Set exercise
List every line below that contains the string "electric", copying each line in full.

—————

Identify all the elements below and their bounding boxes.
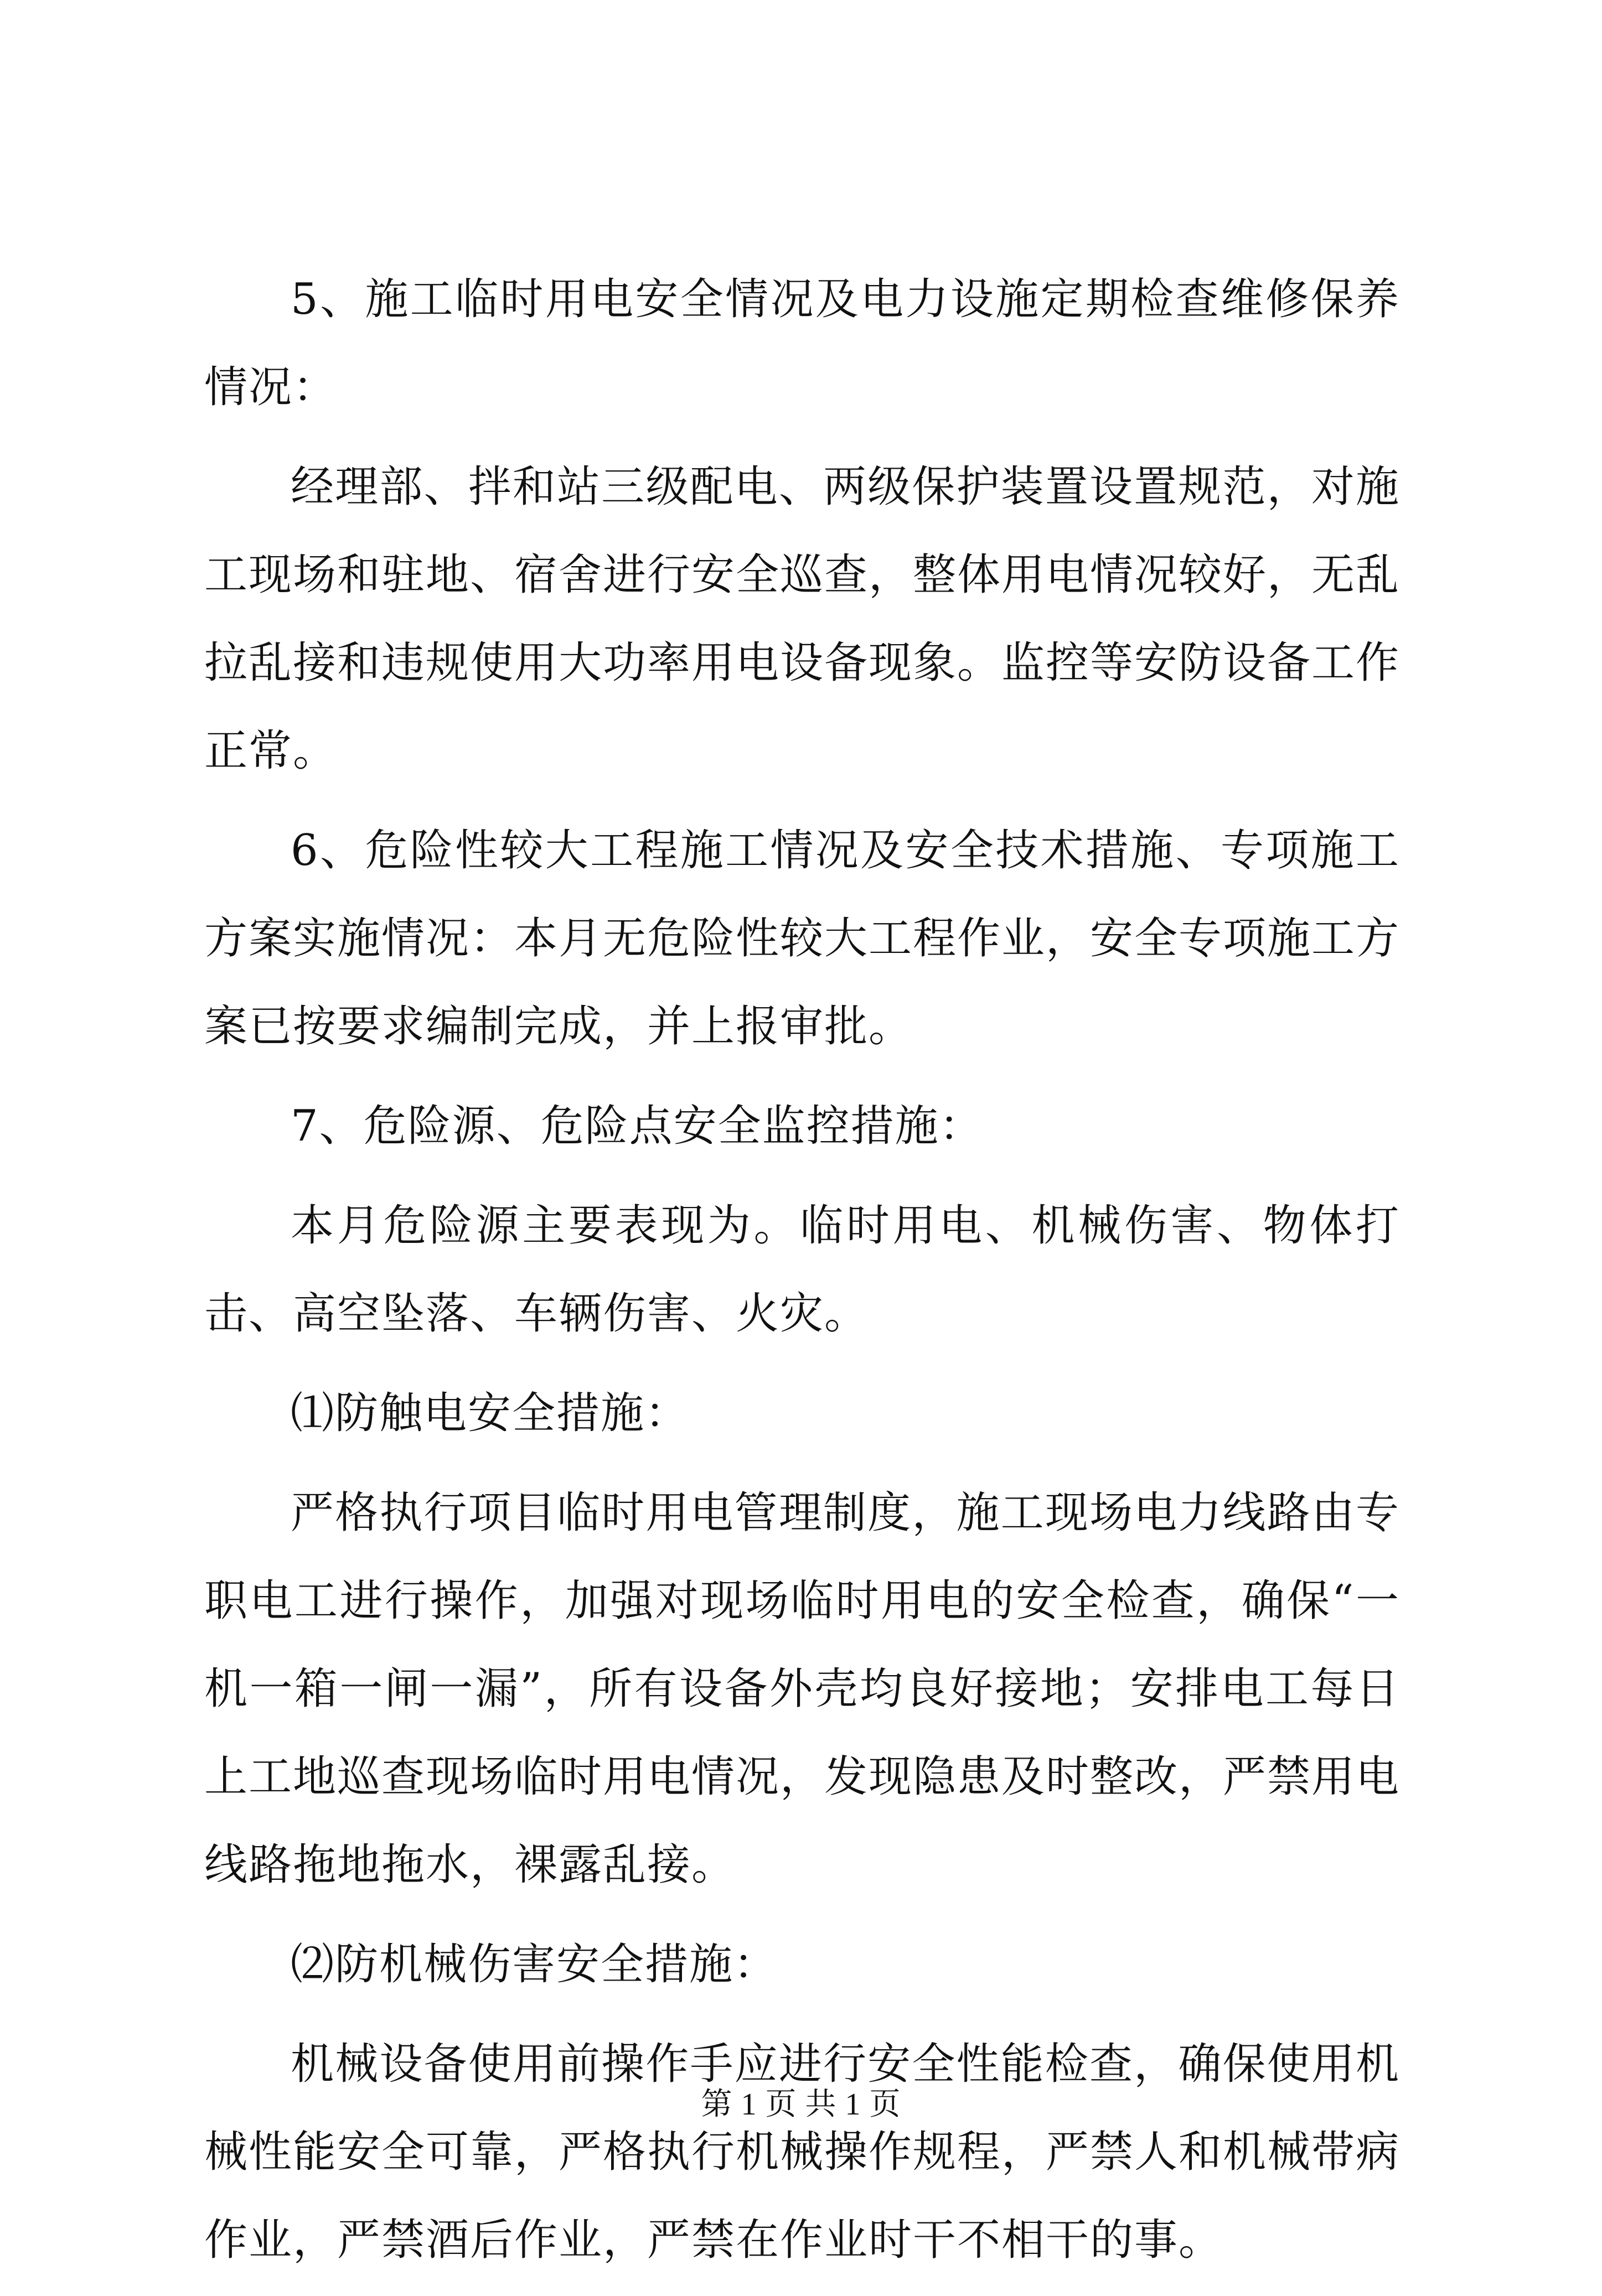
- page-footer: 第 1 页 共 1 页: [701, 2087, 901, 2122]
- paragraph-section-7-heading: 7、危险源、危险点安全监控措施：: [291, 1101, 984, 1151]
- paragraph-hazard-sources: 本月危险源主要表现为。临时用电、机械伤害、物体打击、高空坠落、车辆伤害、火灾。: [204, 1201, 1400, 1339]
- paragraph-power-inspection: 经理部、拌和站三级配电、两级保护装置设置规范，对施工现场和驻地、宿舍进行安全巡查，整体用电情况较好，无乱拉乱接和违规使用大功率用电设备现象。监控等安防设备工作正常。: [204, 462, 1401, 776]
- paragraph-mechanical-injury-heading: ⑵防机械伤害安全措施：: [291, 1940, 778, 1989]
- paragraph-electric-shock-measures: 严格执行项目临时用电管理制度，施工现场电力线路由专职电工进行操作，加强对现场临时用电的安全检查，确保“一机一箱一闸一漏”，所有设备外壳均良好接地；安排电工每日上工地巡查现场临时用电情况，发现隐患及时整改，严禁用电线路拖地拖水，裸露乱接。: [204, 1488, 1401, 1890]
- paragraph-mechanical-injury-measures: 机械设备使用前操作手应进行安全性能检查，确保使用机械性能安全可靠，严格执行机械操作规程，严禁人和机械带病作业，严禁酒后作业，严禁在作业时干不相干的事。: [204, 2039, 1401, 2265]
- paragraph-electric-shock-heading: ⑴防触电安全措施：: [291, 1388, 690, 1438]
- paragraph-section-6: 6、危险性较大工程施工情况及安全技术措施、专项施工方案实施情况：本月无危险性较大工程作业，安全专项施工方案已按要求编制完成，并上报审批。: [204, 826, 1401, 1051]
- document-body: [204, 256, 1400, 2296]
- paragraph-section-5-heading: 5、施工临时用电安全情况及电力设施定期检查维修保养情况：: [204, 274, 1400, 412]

—————

Exercise answer
- paragraph-electric-shock-measures: 严格执行项目临时用电管理制度，施工现场电力线路由专职电工进行操作，加强对现场临时用电的安全检查，确保“一机一箱一闸一漏”，所有设备外壳均良好接地；安排电工每日上工地巡查现场临时用电情况，发现隐患及时整改，严禁用电线路拖地拖水，裸露乱接。: [204, 1488, 1401, 1890]
- paragraph-electric-shock-heading: ⑴防触电安全措施：: [291, 1388, 690, 1438]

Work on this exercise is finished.